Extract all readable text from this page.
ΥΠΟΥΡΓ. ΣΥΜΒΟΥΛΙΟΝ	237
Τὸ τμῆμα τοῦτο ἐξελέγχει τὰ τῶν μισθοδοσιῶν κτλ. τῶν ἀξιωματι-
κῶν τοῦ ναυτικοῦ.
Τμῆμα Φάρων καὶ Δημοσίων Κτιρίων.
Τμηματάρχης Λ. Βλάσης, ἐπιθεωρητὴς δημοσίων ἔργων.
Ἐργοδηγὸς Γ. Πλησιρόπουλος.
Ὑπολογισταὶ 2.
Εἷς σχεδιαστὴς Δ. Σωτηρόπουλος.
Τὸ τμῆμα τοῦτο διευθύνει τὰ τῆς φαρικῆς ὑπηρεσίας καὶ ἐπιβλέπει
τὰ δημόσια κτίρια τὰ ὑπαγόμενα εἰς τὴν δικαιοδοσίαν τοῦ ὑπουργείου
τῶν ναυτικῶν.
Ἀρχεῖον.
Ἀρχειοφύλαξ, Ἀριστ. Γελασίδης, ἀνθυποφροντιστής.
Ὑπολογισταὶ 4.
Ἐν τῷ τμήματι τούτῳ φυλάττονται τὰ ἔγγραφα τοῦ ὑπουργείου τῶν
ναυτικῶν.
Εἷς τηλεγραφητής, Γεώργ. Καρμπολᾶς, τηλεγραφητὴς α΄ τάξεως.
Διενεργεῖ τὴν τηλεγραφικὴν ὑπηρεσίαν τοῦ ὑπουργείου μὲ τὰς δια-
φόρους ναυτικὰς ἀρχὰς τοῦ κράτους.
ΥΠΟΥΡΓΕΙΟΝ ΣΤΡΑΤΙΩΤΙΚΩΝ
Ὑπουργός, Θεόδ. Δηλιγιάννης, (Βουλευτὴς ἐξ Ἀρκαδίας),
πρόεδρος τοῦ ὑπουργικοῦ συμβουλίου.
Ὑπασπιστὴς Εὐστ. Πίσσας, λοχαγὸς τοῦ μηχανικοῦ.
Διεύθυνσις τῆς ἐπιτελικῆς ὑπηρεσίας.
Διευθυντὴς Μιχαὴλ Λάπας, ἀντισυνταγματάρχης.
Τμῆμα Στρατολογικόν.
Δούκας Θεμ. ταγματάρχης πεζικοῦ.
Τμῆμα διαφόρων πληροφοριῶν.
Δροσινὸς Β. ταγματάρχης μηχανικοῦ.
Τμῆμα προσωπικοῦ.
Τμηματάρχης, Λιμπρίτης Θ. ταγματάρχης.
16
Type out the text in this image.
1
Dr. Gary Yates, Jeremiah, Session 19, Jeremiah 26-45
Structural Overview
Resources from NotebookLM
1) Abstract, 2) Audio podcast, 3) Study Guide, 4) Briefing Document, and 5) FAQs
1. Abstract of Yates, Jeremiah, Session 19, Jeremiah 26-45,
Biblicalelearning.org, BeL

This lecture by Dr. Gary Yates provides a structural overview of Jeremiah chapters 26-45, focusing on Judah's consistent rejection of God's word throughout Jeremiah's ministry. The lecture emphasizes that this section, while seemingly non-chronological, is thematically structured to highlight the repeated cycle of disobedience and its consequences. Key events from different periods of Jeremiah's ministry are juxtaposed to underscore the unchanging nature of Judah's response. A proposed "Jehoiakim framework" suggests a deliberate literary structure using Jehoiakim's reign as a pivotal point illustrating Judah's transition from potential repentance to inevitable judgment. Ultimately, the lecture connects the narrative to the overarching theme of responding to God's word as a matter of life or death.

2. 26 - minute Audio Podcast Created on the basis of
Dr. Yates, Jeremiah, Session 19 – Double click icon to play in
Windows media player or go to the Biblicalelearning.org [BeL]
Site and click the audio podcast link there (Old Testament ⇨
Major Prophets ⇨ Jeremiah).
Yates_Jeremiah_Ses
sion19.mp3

+ + + + + + +

*Exercise task*
Each entry above is to be quoted exactly.

*Expected answer*
Extract all readable text from this page.
ΥΠΟΥΡΓ. ΣΥΜΒΟΥΛΙΟΝ	237
Τὸ τμῆμα τοῦτο ἐξελέγχει τὰ τῶν μισθοδοσιῶν κτλ. τῶν ἀξιωματι-
κῶν τοῦ ναυτικοῦ.
Τμῆμα Φάρων καὶ Δημοσίων Κτιρίων.
Τμηματάρχης Λ. Βλάσης, ἐπιθεωρητὴς δημοσίων ἔργων.
Ἐργοδηγὸς Γ. Πλησιρόπουλος.
Ὑπολογισταὶ 2.
Εἷς σχεδιαστὴς Δ. Σωτηρόπουλος.
Τὸ τμῆμα τοῦτο διευθύνει τὰ τῆς φαρικῆς ὑπηρεσίας καὶ ἐπιβλέπει
τὰ δημόσια κτίρια τὰ ὑπαγόμενα εἰς τὴν δικαιοδοσίαν τοῦ ὑπουργείου
τῶν ναυτικῶν.
Ἀρχεῖον.
Ἀρχειοφύλαξ, Ἀριστ. Γελασίδης, ἀνθυποφροντιστής.
Ὑπολογισταὶ 4.
Ἐν τῷ τμήματι τούτῳ φυλάττονται τὰ ἔγγραφα τοῦ ὑπουργείου τῶν
ναυτικῶν.
Εἷς τηλεγραφητής, Γεώργ. Καρμπολᾶς, τηλεγραφητὴς α΄ τάξεως.
Διενεργεῖ τὴν τηλεγραφικὴν ὑπηρεσίαν τοῦ ὑπουργείου μὲ τὰς δια-
φόρους ναυτικὰς ἀρχὰς τοῦ κράτους.
ΥΠΟΥΡΓΕΙΟΝ ΣΤΡΑΤΙΩΤΙΚΩΝ
Ὑπουργός, Θεόδ. Δηλιγιάννης, (Βουλευτὴς ἐξ Ἀρκαδίας),
πρόεδρος τοῦ ὑπουργικοῦ συμβουλίου.
Ὑπασπιστὴς Εὐστ. Πίσσας, λοχαγὸς τοῦ μηχανικοῦ.
Διεύθυνσις τῆς ἐπιτελικῆς ὑπηρεσίας.
Διευθυντὴς Μιχαὴλ Λάπας, ἀντισυνταγματάρχης.
Τμῆμα Στρατολογικόν.
Δούκας Θεμ. ταγματάρχης πεζικοῦ.
Τμῆμα διαφόρων πληροφοριῶν.
Δροσινὸς Β. ταγματάρχης μηχανικοῦ.
Τμῆμα προσωπικοῦ.
Τμηματάρχης, Λιμπρίτης Θ. ταγματάρχης.
16
Type out the text in this image.
1
Dr. Gary Yates, Jeremiah, Session 19, Jeremiah 26-45
Structural Overview
Resources from NotebookLM
1) Abstract, 2) Audio podcast, 3) Study Guide, 4) Briefing Document, and 5) FAQs
1. Abstract of Yates, Jeremiah, Session 19, Jeremiah 26-45,
Biblicalelearning.org, BeL

This lecture by Dr. Gary Yates provides a structural overview of Jeremiah chapters 26-45, focusing on Judah's consistent rejection of God's word throughout Jeremiah's ministry. The lecture emphasizes that this section, while seemingly non-chronological, is thematically structured to highlight the repeated cycle of disobedience and its consequences. Key events from different periods of Jeremiah's ministry are juxtaposed to underscore the unchanging nature of Judah's response. A proposed "Jehoiakim framework" suggests a deliberate literary structure using Jehoiakim's reign as a pivotal point illustrating Judah's transition from potential repentance to inevitable judgment. Ultimately, the lecture connects the narrative to the overarching theme of responding to God's word as a matter of life or death.

2. 26 - minute Audio Podcast Created on the basis of
Dr. Yates, Jeremiah, Session 19 – Double click icon to play in
Windows media player or go to the Biblicalelearning.org [BeL]
Site and click the audio podcast link there (Old Testament ⇨
Major Prophets ⇨ Jeremiah).
Yates_Jeremiah_Ses
sion19.mp3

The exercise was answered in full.